• Exercise description
Tally the lines containing "compañía" and report the number alone.

• Information given

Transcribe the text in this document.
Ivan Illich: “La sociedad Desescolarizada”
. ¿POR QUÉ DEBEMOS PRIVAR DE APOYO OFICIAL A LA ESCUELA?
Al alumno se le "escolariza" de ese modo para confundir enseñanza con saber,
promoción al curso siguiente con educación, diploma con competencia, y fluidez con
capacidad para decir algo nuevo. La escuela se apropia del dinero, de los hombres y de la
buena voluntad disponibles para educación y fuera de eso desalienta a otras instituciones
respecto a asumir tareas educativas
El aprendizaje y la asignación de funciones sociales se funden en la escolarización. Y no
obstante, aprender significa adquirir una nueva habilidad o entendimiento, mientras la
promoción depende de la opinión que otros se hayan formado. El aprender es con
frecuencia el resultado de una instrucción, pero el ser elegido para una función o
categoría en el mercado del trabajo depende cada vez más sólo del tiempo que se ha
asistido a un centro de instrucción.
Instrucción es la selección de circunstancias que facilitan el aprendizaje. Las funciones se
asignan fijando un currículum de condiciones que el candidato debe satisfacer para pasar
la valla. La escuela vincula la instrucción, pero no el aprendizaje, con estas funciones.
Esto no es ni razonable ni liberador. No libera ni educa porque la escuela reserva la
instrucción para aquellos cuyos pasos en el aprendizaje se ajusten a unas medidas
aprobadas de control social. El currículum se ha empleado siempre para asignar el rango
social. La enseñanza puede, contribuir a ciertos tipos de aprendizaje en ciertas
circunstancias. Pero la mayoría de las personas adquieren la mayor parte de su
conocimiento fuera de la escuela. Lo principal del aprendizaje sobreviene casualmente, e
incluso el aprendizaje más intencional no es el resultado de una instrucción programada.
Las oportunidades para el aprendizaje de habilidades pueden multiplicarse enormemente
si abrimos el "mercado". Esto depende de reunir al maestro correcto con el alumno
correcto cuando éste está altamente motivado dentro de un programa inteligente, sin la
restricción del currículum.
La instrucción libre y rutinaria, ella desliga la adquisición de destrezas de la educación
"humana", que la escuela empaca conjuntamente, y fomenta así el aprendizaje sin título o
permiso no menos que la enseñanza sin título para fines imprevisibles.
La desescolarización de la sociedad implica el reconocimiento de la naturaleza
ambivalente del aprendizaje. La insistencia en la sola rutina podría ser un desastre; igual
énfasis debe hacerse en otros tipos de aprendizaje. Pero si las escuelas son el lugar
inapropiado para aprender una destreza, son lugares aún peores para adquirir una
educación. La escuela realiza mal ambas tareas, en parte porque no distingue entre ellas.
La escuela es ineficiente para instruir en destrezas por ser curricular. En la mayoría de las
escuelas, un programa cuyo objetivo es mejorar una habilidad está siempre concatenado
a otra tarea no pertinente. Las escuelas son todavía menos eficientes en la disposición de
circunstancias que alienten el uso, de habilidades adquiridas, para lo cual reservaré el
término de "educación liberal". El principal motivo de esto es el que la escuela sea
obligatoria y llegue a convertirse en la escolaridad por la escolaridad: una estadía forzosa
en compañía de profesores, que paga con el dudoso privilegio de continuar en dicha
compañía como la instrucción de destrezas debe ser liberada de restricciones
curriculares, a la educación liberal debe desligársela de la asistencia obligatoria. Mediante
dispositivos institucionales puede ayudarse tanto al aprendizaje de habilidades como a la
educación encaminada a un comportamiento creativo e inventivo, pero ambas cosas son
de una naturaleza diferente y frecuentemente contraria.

• Result for this task
2